(Figure record listings)
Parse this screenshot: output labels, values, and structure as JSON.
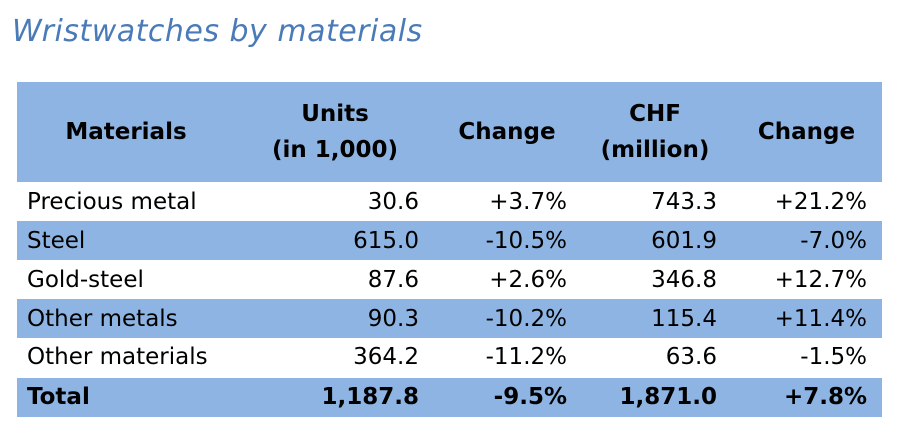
{
  "title": "Wristwatches by materials",
  "colors": {
    "title": "#4a7ab8",
    "band": "#8db4e2",
    "background": "#ffffff"
  },
  "table": {
    "headers": {
      "materials": "Materials",
      "units_line1": "Units",
      "units_line2": "(in 1,000)",
      "change1": "Change",
      "chf_line1": "CHF",
      "chf_line2": "(million)",
      "change2": "Change"
    },
    "rows": [
      {
        "material": "Precious metal",
        "units": "30.6",
        "units_change": "+3.7%",
        "chf": "743.3",
        "chf_change": "+21.2%"
      },
      {
        "material": "Steel",
        "units": "615.0",
        "units_change": "-10.5%",
        "chf": "601.9",
        "chf_change": "-7.0%"
      },
      {
        "material": "Gold-steel",
        "units": "87.6",
        "units_change": "+2.6%",
        "chf": "346.8",
        "chf_change": "+12.7%"
      },
      {
        "material": "Other metals",
        "units": "90.3",
        "units_change": "-10.2%",
        "chf": "115.4",
        "chf_change": "+11.4%"
      },
      {
        "material": "Other materials",
        "units": "364.2",
        "units_change": "-11.2%",
        "chf": "63.6",
        "chf_change": "-1.5%"
      }
    ],
    "total": {
      "material": "Total",
      "units": "1,187.8",
      "units_change": "-9.5%",
      "chf": "1,871.0",
      "chf_change": "+7.8%"
    }
  }
}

Exercise instructions – Say how many lines in this material hold "materials", and say nothing else.

Solution – 3